▶ **Problem to work on**
When copying the records below, keep every word as it is and drop the images.
----
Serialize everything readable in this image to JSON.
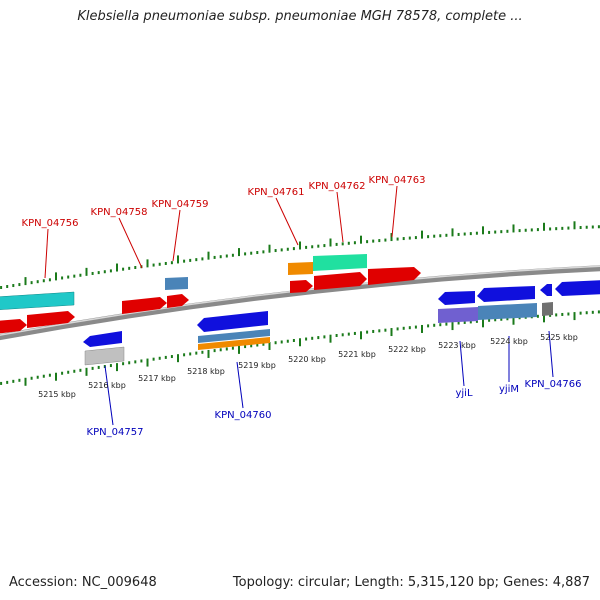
{
  "title": "Klebsiella pneumoniae subsp. pneumoniae MGH 78578, complete ...",
  "footer": {
    "accession": "Accession: NC_009648",
    "stats": "Topology: circular; Length: 5,315,120 bp; Genes: 4,887"
  },
  "colors": {
    "forward_gene": "#e00000",
    "reverse_gene": "#1010dd",
    "cyan_gene": "#20c8c8",
    "teal_gene": "#20e0a0",
    "steel_gene": "#4a84b8",
    "orange_gene": "#f08a00",
    "violet_gene": "#7060d0",
    "gray_gene": "#c0c0c0",
    "backbone": "#888888",
    "tick": "#1a7a1a"
  },
  "scale_labels": [
    "5215 kbp",
    "5216 kbp",
    "5217 kbp",
    "5218 kbp",
    "5219 kbp",
    "5220 kbp",
    "5221 kbp",
    "5222 kbp",
    "5223 kbp",
    "5224 kbp",
    "5225 kbp"
  ],
  "forward_labels": [
    "KPN_04756",
    "KPN_04758",
    "KPN_04759",
    "KPN_04761",
    "KPN_04762",
    "KPN_04763"
  ],
  "reverse_labels": [
    "KPN_04757",
    "KPN_04760",
    "yjiL",
    "yjiM",
    "KPN_04766"
  ]
}
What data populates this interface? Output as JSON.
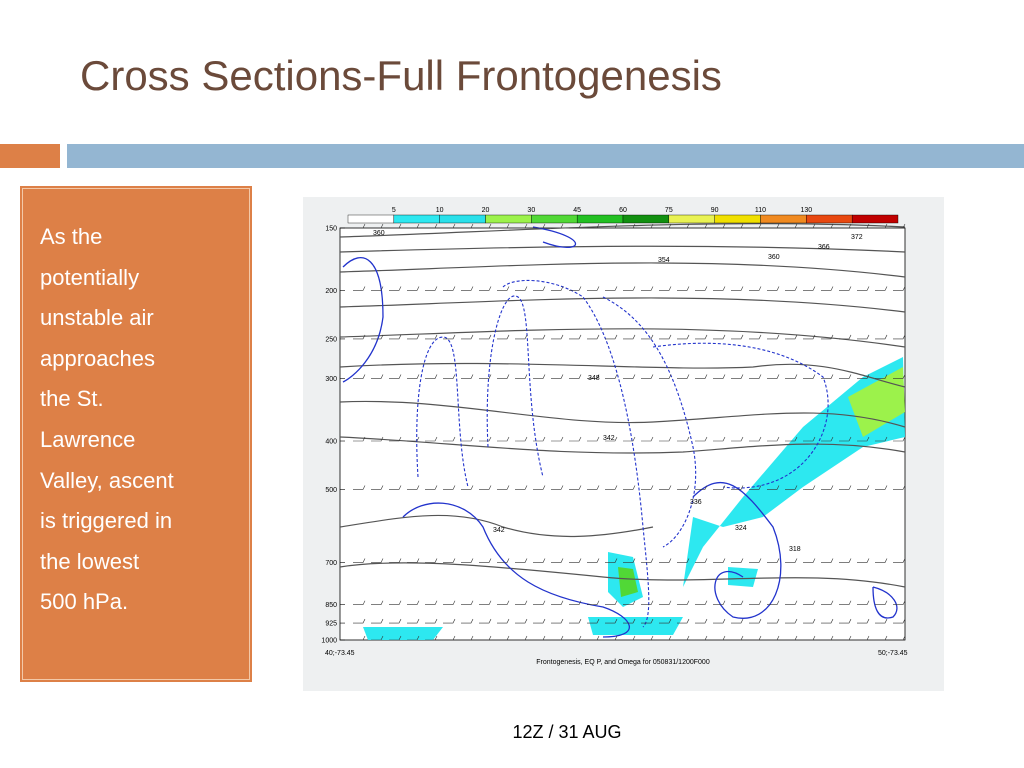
----
▶ **Solved problem**
Serialize everything readable in this image to JSON.
{
  "title": "Klebsiella pneumoniae subsp. pneumoniae MGH 78578, complete ...",
  "footer": {
    "accession": "Accession: NC_009648",
    "stats": "Topology: circular; Length: 5,315,120 bp; Genes: 4,887"
  },
  "colors": {
    "forward_gene": "#e00000",
    "reverse_gene": "#1010dd",
    "cyan_gene": "#20c8c8",
    "teal_gene": "#20e0a0",
    "steel_gene": "#4a84b8",
    "orange_gene": "#f08a00",
    "violet_gene": "#7060d0",
    "gray_gene": "#c0c0c0",
    "backbone": "#888888",
    "tick": "#1a7a1a"
  },
  "scale_labels": [
    "5215 kbp",
    "5216 kbp",
    "5217 kbp",
    "5218 kbp",
    "5219 kbp",
    "5220 kbp",
    "5221 kbp",
    "5222 kbp",
    "5223 kbp",
    "5224 kbp",
    "5225 kbp"
  ],
  "forward_labels": [
    "KPN_04756",
    "KPN_04758",
    "KPN_04759",
    "KPN_04761",
    "KPN_04762",
    "KPN_04763"
  ],
  "reverse_labels": [
    "KPN_04757",
    "KPN_04760",
    "yjiL",
    "yjiM",
    "KPN_04766"
  ]
}
What data populates this interface? Output as JSON.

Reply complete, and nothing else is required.